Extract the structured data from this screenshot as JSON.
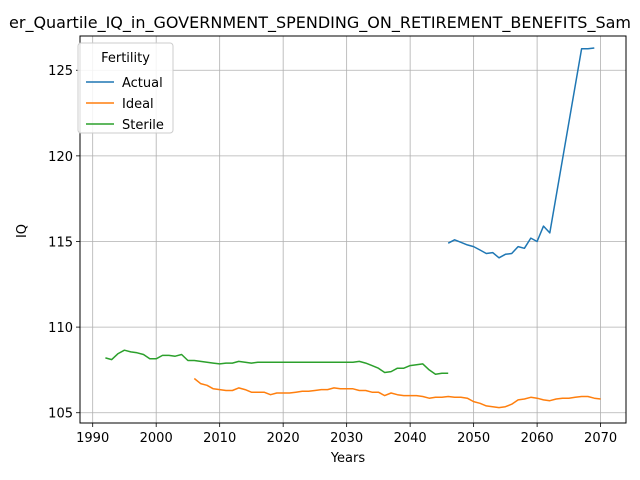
{
  "chart_data": {
    "type": "line",
    "title": "er_Quartile_IQ_in_GOVERNMENT_SPENDING_ON_RETIREMENT_BENEFITS_Sam",
    "xlabel": "Years",
    "ylabel": "IQ",
    "xlim": [
      1988,
      2074
    ],
    "ylim": [
      104.4,
      127.0
    ],
    "xticks": [
      1990,
      2000,
      2010,
      2020,
      2030,
      2040,
      2050,
      2060,
      2070
    ],
    "yticks": [
      105,
      110,
      115,
      120,
      125
    ],
    "grid": true,
    "legend": {
      "title": "Fertility",
      "placement": "upper-left"
    },
    "series": [
      {
        "name": "Actual",
        "color": "#1f77b4",
        "points": [
          [
            2046,
            114.9
          ],
          [
            2047,
            115.1
          ],
          [
            2048,
            114.95
          ],
          [
            2049,
            114.8
          ],
          [
            2050,
            114.7
          ],
          [
            2051,
            114.5
          ],
          [
            2052,
            114.3
          ],
          [
            2053,
            114.35
          ],
          [
            2054,
            114.05
          ],
          [
            2055,
            114.25
          ],
          [
            2056,
            114.3
          ],
          [
            2057,
            114.7
          ],
          [
            2058,
            114.6
          ],
          [
            2059,
            115.2
          ],
          [
            2060,
            115.0
          ],
          [
            2061,
            115.9
          ],
          [
            2062,
            115.5
          ],
          [
            2067,
            126.25
          ],
          [
            2068,
            126.25
          ],
          [
            2069,
            126.3
          ]
        ]
      },
      {
        "name": "Ideal",
        "color": "#ff7f0e",
        "points": [
          [
            2006,
            107.0
          ],
          [
            2007,
            106.7
          ],
          [
            2008,
            106.6
          ],
          [
            2009,
            106.4
          ],
          [
            2010,
            106.35
          ],
          [
            2011,
            106.3
          ],
          [
            2012,
            106.3
          ],
          [
            2013,
            106.45
          ],
          [
            2014,
            106.35
          ],
          [
            2015,
            106.2
          ],
          [
            2016,
            106.2
          ],
          [
            2017,
            106.2
          ],
          [
            2018,
            106.05
          ],
          [
            2019,
            106.15
          ],
          [
            2020,
            106.15
          ],
          [
            2021,
            106.15
          ],
          [
            2022,
            106.2
          ],
          [
            2023,
            106.25
          ],
          [
            2024,
            106.25
          ],
          [
            2025,
            106.3
          ],
          [
            2026,
            106.35
          ],
          [
            2027,
            106.35
          ],
          [
            2028,
            106.45
          ],
          [
            2029,
            106.4
          ],
          [
            2030,
            106.4
          ],
          [
            2031,
            106.4
          ],
          [
            2032,
            106.3
          ],
          [
            2033,
            106.3
          ],
          [
            2034,
            106.2
          ],
          [
            2035,
            106.2
          ],
          [
            2036,
            106.0
          ],
          [
            2037,
            106.15
          ],
          [
            2038,
            106.05
          ],
          [
            2039,
            106.0
          ],
          [
            2040,
            106.0
          ],
          [
            2041,
            106.0
          ],
          [
            2042,
            105.95
          ],
          [
            2043,
            105.85
          ],
          [
            2044,
            105.9
          ],
          [
            2045,
            105.9
          ],
          [
            2046,
            105.95
          ],
          [
            2047,
            105.9
          ],
          [
            2048,
            105.9
          ],
          [
            2049,
            105.85
          ],
          [
            2050,
            105.65
          ],
          [
            2051,
            105.55
          ],
          [
            2052,
            105.4
          ],
          [
            2053,
            105.35
          ],
          [
            2054,
            105.3
          ],
          [
            2055,
            105.35
          ],
          [
            2056,
            105.5
          ],
          [
            2057,
            105.75
          ],
          [
            2058,
            105.8
          ],
          [
            2059,
            105.9
          ],
          [
            2060,
            105.85
          ],
          [
            2061,
            105.75
          ],
          [
            2062,
            105.7
          ],
          [
            2063,
            105.8
          ],
          [
            2064,
            105.85
          ],
          [
            2065,
            105.85
          ],
          [
            2066,
            105.9
          ],
          [
            2067,
            105.95
          ],
          [
            2068,
            105.95
          ],
          [
            2069,
            105.85
          ],
          [
            2070,
            105.8
          ]
        ]
      },
      {
        "name": "Sterile",
        "color": "#2ca02c",
        "points": [
          [
            1992,
            108.2
          ],
          [
            1993,
            108.1
          ],
          [
            1994,
            108.45
          ],
          [
            1995,
            108.65
          ],
          [
            1996,
            108.55
          ],
          [
            1997,
            108.5
          ],
          [
            1998,
            108.4
          ],
          [
            1999,
            108.15
          ],
          [
            2000,
            108.15
          ],
          [
            2001,
            108.35
          ],
          [
            2002,
            108.35
          ],
          [
            2003,
            108.3
          ],
          [
            2004,
            108.4
          ],
          [
            2005,
            108.05
          ],
          [
            2006,
            108.05
          ],
          [
            2007,
            108.0
          ],
          [
            2008,
            107.95
          ],
          [
            2009,
            107.9
          ],
          [
            2010,
            107.85
          ],
          [
            2011,
            107.9
          ],
          [
            2012,
            107.9
          ],
          [
            2013,
            108.0
          ],
          [
            2014,
            107.95
          ],
          [
            2015,
            107.9
          ],
          [
            2016,
            107.95
          ],
          [
            2017,
            107.95
          ],
          [
            2018,
            107.95
          ],
          [
            2019,
            107.95
          ],
          [
            2020,
            107.95
          ],
          [
            2021,
            107.95
          ],
          [
            2022,
            107.95
          ],
          [
            2023,
            107.95
          ],
          [
            2024,
            107.95
          ],
          [
            2025,
            107.95
          ],
          [
            2026,
            107.95
          ],
          [
            2027,
            107.95
          ],
          [
            2028,
            107.95
          ],
          [
            2029,
            107.95
          ],
          [
            2030,
            107.95
          ],
          [
            2031,
            107.95
          ],
          [
            2032,
            108.0
          ],
          [
            2033,
            107.9
          ],
          [
            2034,
            107.75
          ],
          [
            2035,
            107.6
          ],
          [
            2036,
            107.35
          ],
          [
            2037,
            107.4
          ],
          [
            2038,
            107.6
          ],
          [
            2039,
            107.6
          ],
          [
            2040,
            107.75
          ],
          [
            2041,
            107.8
          ],
          [
            2042,
            107.85
          ],
          [
            2043,
            107.5
          ],
          [
            2044,
            107.25
          ],
          [
            2045,
            107.3
          ],
          [
            2046,
            107.3
          ]
        ]
      }
    ]
  }
}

▶ [The problem]:
Reproduce the material above verbatim; omit every picture.

▶ [Correct answer]:
Extract the structured data from this screenshot as JSON.
{
  "chart_data": {
    "type": "line",
    "title": "er_Quartile_IQ_in_GOVERNMENT_SPENDING_ON_RETIREMENT_BENEFITS_Sam",
    "xlabel": "Years",
    "ylabel": "IQ",
    "xlim": [
      1988,
      2074
    ],
    "ylim": [
      104.4,
      127.0
    ],
    "xticks": [
      1990,
      2000,
      2010,
      2020,
      2030,
      2040,
      2050,
      2060,
      2070
    ],
    "yticks": [
      105,
      110,
      115,
      120,
      125
    ],
    "grid": true,
    "legend": {
      "title": "Fertility",
      "placement": "upper-left"
    },
    "series": [
      {
        "name": "Actual",
        "color": "#1f77b4",
        "points": [
          [
            2046,
            114.9
          ],
          [
            2047,
            115.1
          ],
          [
            2048,
            114.95
          ],
          [
            2049,
            114.8
          ],
          [
            2050,
            114.7
          ],
          [
            2051,
            114.5
          ],
          [
            2052,
            114.3
          ],
          [
            2053,
            114.35
          ],
          [
            2054,
            114.05
          ],
          [
            2055,
            114.25
          ],
          [
            2056,
            114.3
          ],
          [
            2057,
            114.7
          ],
          [
            2058,
            114.6
          ],
          [
            2059,
            115.2
          ],
          [
            2060,
            115.0
          ],
          [
            2061,
            115.9
          ],
          [
            2062,
            115.5
          ],
          [
            2067,
            126.25
          ],
          [
            2068,
            126.25
          ],
          [
            2069,
            126.3
          ]
        ]
      },
      {
        "name": "Ideal",
        "color": "#ff7f0e",
        "points": [
          [
            2006,
            107.0
          ],
          [
            2007,
            106.7
          ],
          [
            2008,
            106.6
          ],
          [
            2009,
            106.4
          ],
          [
            2010,
            106.35
          ],
          [
            2011,
            106.3
          ],
          [
            2012,
            106.3
          ],
          [
            2013,
            106.45
          ],
          [
            2014,
            106.35
          ],
          [
            2015,
            106.2
          ],
          [
            2016,
            106.2
          ],
          [
            2017,
            106.2
          ],
          [
            2018,
            106.05
          ],
          [
            2019,
            106.15
          ],
          [
            2020,
            106.15
          ],
          [
            2021,
            106.15
          ],
          [
            2022,
            106.2
          ],
          [
            2023,
            106.25
          ],
          [
            2024,
            106.25
          ],
          [
            2025,
            106.3
          ],
          [
            2026,
            106.35
          ],
          [
            2027,
            106.35
          ],
          [
            2028,
            106.45
          ],
          [
            2029,
            106.4
          ],
          [
            2030,
            106.4
          ],
          [
            2031,
            106.4
          ],
          [
            2032,
            106.3
          ],
          [
            2033,
            106.3
          ],
          [
            2034,
            106.2
          ],
          [
            2035,
            106.2
          ],
          [
            2036,
            106.0
          ],
          [
            2037,
            106.15
          ],
          [
            2038,
            106.05
          ],
          [
            2039,
            106.0
          ],
          [
            2040,
            106.0
          ],
          [
            2041,
            106.0
          ],
          [
            2042,
            105.95
          ],
          [
            2043,
            105.85
          ],
          [
            2044,
            105.9
          ],
          [
            2045,
            105.9
          ],
          [
            2046,
            105.95
          ],
          [
            2047,
            105.9
          ],
          [
            2048,
            105.9
          ],
          [
            2049,
            105.85
          ],
          [
            2050,
            105.65
          ],
          [
            2051,
            105.55
          ],
          [
            2052,
            105.4
          ],
          [
            2053,
            105.35
          ],
          [
            2054,
            105.3
          ],
          [
            2055,
            105.35
          ],
          [
            2056,
            105.5
          ],
          [
            2057,
            105.75
          ],
          [
            2058,
            105.8
          ],
          [
            2059,
            105.9
          ],
          [
            2060,
            105.85
          ],
          [
            2061,
            105.75
          ],
          [
            2062,
            105.7
          ],
          [
            2063,
            105.8
          ],
          [
            2064,
            105.85
          ],
          [
            2065,
            105.85
          ],
          [
            2066,
            105.9
          ],
          [
            2067,
            105.95
          ],
          [
            2068,
            105.95
          ],
          [
            2069,
            105.85
          ],
          [
            2070,
            105.8
          ]
        ]
      },
      {
        "name": "Sterile",
        "color": "#2ca02c",
        "points": [
          [
            1992,
            108.2
          ],
          [
            1993,
            108.1
          ],
          [
            1994,
            108.45
          ],
          [
            1995,
            108.65
          ],
          [
            1996,
            108.55
          ],
          [
            1997,
            108.5
          ],
          [
            1998,
            108.4
          ],
          [
            1999,
            108.15
          ],
          [
            2000,
            108.15
          ],
          [
            2001,
            108.35
          ],
          [
            2002,
            108.35
          ],
          [
            2003,
            108.3
          ],
          [
            2004,
            108.4
          ],
          [
            2005,
            108.05
          ],
          [
            2006,
            108.05
          ],
          [
            2007,
            108.0
          ],
          [
            2008,
            107.95
          ],
          [
            2009,
            107.9
          ],
          [
            2010,
            107.85
          ],
          [
            2011,
            107.9
          ],
          [
            2012,
            107.9
          ],
          [
            2013,
            108.0
          ],
          [
            2014,
            107.95
          ],
          [
            2015,
            107.9
          ],
          [
            2016,
            107.95
          ],
          [
            2017,
            107.95
          ],
          [
            2018,
            107.95
          ],
          [
            2019,
            107.95
          ],
          [
            2020,
            107.95
          ],
          [
            2021,
            107.95
          ],
          [
            2022,
            107.95
          ],
          [
            2023,
            107.95
          ],
          [
            2024,
            107.95
          ],
          [
            2025,
            107.95
          ],
          [
            2026,
            107.95
          ],
          [
            2027,
            107.95
          ],
          [
            2028,
            107.95
          ],
          [
            2029,
            107.95
          ],
          [
            2030,
            107.95
          ],
          [
            2031,
            107.95
          ],
          [
            2032,
            108.0
          ],
          [
            2033,
            107.9
          ],
          [
            2034,
            107.75
          ],
          [
            2035,
            107.6
          ],
          [
            2036,
            107.35
          ],
          [
            2037,
            107.4
          ],
          [
            2038,
            107.6
          ],
          [
            2039,
            107.6
          ],
          [
            2040,
            107.75
          ],
          [
            2041,
            107.8
          ],
          [
            2042,
            107.85
          ],
          [
            2043,
            107.5
          ],
          [
            2044,
            107.25
          ],
          [
            2045,
            107.3
          ],
          [
            2046,
            107.3
          ]
        ]
      }
    ]
  }
}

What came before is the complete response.